__Goal__: Present every line in which the string "ylabel" appears.

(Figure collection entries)
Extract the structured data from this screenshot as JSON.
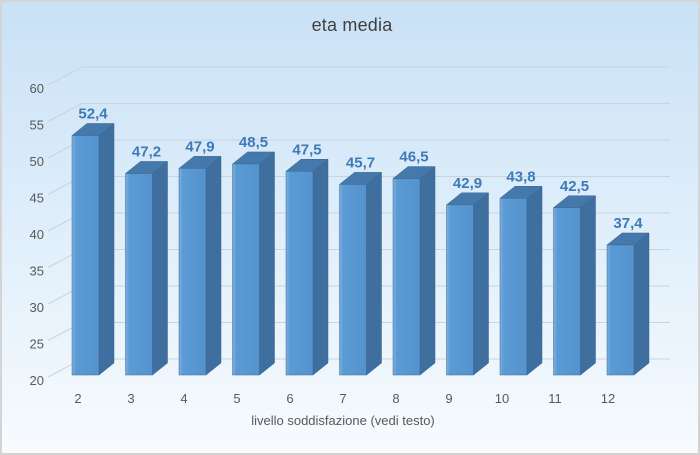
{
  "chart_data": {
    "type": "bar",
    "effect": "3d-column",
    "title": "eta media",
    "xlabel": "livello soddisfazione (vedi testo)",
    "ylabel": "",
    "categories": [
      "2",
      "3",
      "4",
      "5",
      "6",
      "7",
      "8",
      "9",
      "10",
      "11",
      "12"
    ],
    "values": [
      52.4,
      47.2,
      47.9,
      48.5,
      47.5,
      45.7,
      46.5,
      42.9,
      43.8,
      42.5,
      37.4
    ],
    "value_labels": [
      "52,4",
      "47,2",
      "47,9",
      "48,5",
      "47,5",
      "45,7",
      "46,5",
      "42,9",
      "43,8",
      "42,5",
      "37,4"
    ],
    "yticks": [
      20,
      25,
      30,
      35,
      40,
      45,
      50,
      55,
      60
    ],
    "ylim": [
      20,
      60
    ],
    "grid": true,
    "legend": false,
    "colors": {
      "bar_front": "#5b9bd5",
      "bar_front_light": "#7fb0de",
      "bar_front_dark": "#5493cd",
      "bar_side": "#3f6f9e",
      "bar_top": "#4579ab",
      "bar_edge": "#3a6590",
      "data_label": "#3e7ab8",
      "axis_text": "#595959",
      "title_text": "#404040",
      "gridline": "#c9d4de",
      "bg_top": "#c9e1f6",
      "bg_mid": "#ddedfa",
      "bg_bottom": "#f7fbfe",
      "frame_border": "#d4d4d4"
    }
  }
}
---
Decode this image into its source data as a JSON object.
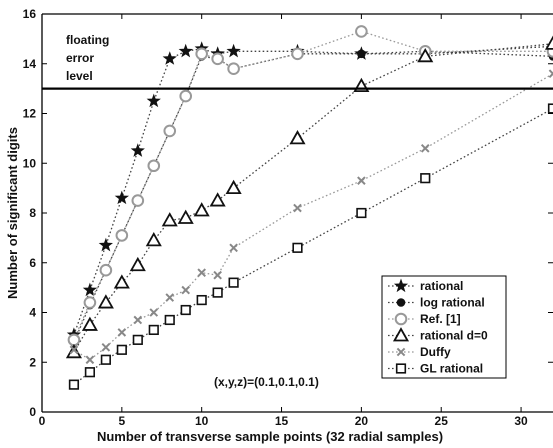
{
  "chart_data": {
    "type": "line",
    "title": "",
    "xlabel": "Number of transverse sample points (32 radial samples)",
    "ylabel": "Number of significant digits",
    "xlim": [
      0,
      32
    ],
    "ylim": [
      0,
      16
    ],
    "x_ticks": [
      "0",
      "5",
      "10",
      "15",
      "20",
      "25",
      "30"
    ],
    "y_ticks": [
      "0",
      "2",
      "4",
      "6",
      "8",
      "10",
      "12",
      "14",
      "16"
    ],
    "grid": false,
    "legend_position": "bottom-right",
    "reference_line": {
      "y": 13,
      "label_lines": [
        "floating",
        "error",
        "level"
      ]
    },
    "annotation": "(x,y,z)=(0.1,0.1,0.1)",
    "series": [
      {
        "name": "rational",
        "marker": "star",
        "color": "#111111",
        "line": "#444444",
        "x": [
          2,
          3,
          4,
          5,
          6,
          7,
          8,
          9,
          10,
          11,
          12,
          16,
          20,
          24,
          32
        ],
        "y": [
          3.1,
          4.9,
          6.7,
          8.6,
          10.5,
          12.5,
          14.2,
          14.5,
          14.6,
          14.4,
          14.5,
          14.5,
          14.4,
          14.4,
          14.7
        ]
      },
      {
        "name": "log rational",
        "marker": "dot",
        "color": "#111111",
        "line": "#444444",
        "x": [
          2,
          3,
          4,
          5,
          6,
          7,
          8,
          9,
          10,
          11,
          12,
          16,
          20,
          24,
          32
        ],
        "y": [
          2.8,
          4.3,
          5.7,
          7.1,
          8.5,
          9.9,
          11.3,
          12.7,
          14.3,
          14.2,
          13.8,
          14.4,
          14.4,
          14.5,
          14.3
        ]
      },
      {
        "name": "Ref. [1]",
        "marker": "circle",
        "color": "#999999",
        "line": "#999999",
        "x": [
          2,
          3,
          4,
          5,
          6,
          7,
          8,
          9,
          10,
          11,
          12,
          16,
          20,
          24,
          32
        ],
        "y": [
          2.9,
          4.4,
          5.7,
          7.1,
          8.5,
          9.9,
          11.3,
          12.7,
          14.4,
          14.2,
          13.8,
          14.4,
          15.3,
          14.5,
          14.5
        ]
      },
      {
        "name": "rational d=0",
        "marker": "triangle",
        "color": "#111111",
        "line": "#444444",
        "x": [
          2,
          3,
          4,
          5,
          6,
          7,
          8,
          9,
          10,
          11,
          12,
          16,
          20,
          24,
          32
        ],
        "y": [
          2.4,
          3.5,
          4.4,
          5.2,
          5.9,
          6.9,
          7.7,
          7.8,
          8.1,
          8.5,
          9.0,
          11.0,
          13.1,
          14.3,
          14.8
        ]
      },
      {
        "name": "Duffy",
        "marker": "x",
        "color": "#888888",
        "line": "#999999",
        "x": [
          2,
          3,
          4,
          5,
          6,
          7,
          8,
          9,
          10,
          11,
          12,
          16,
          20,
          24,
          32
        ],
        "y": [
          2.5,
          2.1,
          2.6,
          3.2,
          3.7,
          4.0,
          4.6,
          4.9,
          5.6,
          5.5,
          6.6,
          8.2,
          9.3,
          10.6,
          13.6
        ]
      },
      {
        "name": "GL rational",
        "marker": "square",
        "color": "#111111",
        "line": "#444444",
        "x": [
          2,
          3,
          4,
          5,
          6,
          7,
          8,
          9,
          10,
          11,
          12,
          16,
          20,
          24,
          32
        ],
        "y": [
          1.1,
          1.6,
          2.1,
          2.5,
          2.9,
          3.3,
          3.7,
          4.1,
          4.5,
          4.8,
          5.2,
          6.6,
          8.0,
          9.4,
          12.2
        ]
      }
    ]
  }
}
...
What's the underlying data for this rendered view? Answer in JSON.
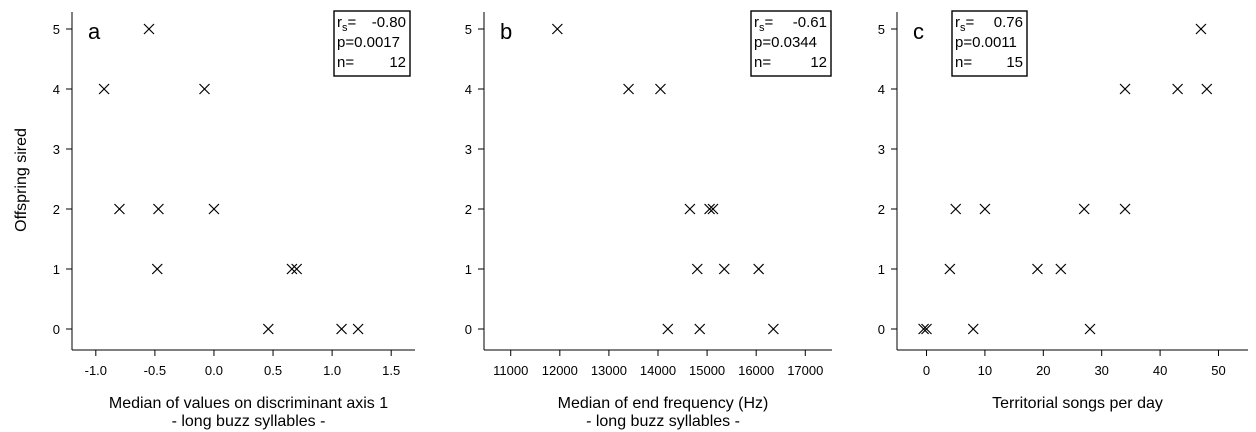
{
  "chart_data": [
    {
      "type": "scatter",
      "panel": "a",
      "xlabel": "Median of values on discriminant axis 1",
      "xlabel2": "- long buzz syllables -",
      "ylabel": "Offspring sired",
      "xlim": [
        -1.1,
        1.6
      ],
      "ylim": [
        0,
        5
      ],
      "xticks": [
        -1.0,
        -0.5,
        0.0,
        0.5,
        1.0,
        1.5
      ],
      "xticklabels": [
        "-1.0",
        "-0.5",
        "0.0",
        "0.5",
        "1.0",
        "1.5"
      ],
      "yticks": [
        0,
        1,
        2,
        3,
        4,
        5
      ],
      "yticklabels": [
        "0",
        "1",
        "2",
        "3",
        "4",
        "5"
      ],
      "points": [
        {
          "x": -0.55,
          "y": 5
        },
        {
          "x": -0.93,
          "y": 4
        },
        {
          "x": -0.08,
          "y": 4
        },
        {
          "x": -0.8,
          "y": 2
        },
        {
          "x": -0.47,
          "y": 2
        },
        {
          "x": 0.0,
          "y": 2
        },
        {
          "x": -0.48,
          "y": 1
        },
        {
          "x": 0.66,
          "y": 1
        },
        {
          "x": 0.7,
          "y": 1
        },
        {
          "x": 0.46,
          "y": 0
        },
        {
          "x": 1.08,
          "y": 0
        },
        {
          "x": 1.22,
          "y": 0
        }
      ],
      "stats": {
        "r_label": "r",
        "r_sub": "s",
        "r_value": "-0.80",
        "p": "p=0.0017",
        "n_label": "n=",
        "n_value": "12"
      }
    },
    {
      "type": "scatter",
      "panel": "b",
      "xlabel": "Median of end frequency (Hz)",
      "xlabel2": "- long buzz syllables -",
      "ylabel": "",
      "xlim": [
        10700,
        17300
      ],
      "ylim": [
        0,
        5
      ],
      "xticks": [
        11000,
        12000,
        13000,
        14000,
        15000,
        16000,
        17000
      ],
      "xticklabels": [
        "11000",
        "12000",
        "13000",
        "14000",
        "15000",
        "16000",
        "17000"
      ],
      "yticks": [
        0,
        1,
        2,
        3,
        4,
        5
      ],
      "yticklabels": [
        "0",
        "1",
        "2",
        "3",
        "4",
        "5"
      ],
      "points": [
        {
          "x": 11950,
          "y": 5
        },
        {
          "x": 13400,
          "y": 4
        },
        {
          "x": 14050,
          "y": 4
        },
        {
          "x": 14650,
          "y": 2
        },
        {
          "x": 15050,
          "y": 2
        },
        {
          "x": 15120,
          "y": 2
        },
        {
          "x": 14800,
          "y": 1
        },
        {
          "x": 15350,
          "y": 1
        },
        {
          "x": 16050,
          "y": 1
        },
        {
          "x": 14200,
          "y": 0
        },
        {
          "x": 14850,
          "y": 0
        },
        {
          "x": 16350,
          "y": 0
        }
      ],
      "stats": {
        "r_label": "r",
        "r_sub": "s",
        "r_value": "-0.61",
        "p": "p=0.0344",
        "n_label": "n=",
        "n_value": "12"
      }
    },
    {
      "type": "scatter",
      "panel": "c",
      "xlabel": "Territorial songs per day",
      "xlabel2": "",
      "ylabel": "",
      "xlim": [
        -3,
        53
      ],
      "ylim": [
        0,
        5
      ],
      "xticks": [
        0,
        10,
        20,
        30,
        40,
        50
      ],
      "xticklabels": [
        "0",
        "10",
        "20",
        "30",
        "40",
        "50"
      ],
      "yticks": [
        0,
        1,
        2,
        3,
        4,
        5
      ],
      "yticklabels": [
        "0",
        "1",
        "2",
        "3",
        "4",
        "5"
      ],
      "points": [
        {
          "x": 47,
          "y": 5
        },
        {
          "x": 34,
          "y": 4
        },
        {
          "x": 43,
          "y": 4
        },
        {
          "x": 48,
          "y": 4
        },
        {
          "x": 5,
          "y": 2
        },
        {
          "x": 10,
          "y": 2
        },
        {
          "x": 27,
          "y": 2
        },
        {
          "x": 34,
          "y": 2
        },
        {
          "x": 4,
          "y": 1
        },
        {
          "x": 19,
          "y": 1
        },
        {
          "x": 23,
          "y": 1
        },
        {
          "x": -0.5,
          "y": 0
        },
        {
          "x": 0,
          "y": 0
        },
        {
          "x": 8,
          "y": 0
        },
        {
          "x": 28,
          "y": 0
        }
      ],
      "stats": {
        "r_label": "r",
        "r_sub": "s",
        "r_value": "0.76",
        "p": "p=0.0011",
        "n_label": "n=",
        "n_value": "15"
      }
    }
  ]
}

__Answer for this exercise__:
    "ylabel": "",
    "ylabel": "Number of significant digits",
      "ylabel": "Offspring sired",
      "ylabel": "",
      "ylabel": "",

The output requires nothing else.